_Task to complete_:
Word for word, restate every line of the material.

─── Data to use ───

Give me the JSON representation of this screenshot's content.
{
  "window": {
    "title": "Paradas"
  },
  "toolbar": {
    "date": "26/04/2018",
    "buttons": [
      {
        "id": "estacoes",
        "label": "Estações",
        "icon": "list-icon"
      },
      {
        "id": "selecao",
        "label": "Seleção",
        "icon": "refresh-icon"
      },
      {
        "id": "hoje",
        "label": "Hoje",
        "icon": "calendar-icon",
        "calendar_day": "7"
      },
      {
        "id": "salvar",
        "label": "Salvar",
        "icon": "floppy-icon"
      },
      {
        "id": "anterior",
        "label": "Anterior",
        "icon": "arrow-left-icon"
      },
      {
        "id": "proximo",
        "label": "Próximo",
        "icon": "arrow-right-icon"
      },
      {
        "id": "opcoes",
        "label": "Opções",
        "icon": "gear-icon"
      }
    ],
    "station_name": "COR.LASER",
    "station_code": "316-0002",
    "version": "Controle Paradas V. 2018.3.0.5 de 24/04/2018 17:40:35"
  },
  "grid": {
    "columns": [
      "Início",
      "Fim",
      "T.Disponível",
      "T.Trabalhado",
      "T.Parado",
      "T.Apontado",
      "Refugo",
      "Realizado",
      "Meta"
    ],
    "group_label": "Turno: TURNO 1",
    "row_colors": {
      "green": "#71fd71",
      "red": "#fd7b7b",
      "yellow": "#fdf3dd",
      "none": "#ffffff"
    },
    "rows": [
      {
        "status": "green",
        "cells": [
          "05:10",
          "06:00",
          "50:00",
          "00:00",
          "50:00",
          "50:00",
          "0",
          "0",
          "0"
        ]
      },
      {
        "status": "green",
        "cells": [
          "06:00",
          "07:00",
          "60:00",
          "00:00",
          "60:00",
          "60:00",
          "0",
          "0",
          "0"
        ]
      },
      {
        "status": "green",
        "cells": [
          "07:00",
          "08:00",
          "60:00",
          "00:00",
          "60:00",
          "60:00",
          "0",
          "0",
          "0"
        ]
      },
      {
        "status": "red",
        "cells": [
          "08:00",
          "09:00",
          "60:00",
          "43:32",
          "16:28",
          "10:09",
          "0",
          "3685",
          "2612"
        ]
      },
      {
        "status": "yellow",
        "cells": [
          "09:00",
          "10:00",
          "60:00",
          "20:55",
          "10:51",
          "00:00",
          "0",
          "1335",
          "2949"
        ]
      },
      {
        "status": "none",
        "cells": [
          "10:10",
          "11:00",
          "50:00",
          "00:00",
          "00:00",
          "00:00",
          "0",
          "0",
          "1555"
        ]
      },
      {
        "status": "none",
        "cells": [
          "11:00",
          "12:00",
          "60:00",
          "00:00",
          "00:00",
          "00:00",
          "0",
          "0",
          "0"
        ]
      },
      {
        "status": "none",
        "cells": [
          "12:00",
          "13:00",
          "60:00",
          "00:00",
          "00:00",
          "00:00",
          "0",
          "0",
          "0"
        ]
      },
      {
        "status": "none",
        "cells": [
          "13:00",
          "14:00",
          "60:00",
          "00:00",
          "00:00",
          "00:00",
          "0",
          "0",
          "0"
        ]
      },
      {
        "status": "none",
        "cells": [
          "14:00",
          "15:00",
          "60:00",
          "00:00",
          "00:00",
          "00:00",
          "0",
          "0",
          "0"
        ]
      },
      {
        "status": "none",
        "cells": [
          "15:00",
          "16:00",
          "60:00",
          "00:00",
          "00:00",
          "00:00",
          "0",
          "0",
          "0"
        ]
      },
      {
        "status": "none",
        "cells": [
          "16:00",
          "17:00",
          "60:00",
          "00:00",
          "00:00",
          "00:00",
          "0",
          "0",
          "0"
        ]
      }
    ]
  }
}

───

_Response to the task_:
Give me the JSON representation of this screenshot's content.
{
  "window": {
    "title": "Paradas"
  },
  "toolbar": {
    "date": "26/04/2018",
    "buttons": [
      {
        "id": "estacoes",
        "label": "Estações",
        "icon": "list-icon"
      },
      {
        "id": "selecao",
        "label": "Seleção",
        "icon": "refresh-icon"
      },
      {
        "id": "hoje",
        "label": "Hoje",
        "icon": "calendar-icon",
        "calendar_day": "7"
      },
      {
        "id": "salvar",
        "label": "Salvar",
        "icon": "floppy-icon"
      },
      {
        "id": "anterior",
        "label": "Anterior",
        "icon": "arrow-left-icon"
      },
      {
        "id": "proximo",
        "label": "Próximo",
        "icon": "arrow-right-icon"
      },
      {
        "id": "opcoes",
        "label": "Opções",
        "icon": "gear-icon"
      }
    ],
    "station_name": "COR.LASER",
    "station_code": "316-0002",
    "version": "Controle Paradas V. 2018.3.0.5 de 24/04/2018 17:40:35"
  },
  "grid": {
    "columns": [
      "Início",
      "Fim",
      "T.Disponível",
      "T.Trabalhado",
      "T.Parado",
      "T.Apontado",
      "Refugo",
      "Realizado",
      "Meta"
    ],
    "group_label": "Turno: TURNO 1",
    "row_colors": {
      "green": "#71fd71",
      "red": "#fd7b7b",
      "yellow": "#fdf3dd",
      "none": "#ffffff"
    },
    "rows": [
      {
        "status": "green",
        "cells": [
          "05:10",
          "06:00",
          "50:00",
          "00:00",
          "50:00",
          "50:00",
          "0",
          "0",
          "0"
        ]
      },
      {
        "status": "green",
        "cells": [
          "06:00",
          "07:00",
          "60:00",
          "00:00",
          "60:00",
          "60:00",
          "0",
          "0",
          "0"
        ]
      },
      {
        "status": "green",
        "cells": [
          "07:00",
          "08:00",
          "60:00",
          "00:00",
          "60:00",
          "60:00",
          "0",
          "0",
          "0"
        ]
      },
      {
        "status": "red",
        "cells": [
          "08:00",
          "09:00",
          "60:00",
          "43:32",
          "16:28",
          "10:09",
          "0",
          "3685",
          "2612"
        ]
      },
      {
        "status": "yellow",
        "cells": [
          "09:00",
          "10:00",
          "60:00",
          "20:55",
          "10:51",
          "00:00",
          "0",
          "1335",
          "2949"
        ]
      },
      {
        "status": "none",
        "cells": [
          "10:10",
          "11:00",
          "50:00",
          "00:00",
          "00:00",
          "00:00",
          "0",
          "0",
          "1555"
        ]
      },
      {
        "status": "none",
        "cells": [
          "11:00",
          "12:00",
          "60:00",
          "00:00",
          "00:00",
          "00:00",
          "0",
          "0",
          "0"
        ]
      },
      {
        "status": "none",
        "cells": [
          "12:00",
          "13:00",
          "60:00",
          "00:00",
          "00:00",
          "00:00",
          "0",
          "0",
          "0"
        ]
      },
      {
        "status": "none",
        "cells": [
          "13:00",
          "14:00",
          "60:00",
          "00:00",
          "00:00",
          "00:00",
          "0",
          "0",
          "0"
        ]
      },
      {
        "status": "none",
        "cells": [
          "14:00",
          "15:00",
          "60:00",
          "00:00",
          "00:00",
          "00:00",
          "0",
          "0",
          "0"
        ]
      },
      {
        "status": "none",
        "cells": [
          "15:00",
          "16:00",
          "60:00",
          "00:00",
          "00:00",
          "00:00",
          "0",
          "0",
          "0"
        ]
      },
      {
        "status": "none",
        "cells": [
          "16:00",
          "17:00",
          "60:00",
          "00:00",
          "00:00",
          "00:00",
          "0",
          "0",
          "0"
        ]
      }
    ]
  }
}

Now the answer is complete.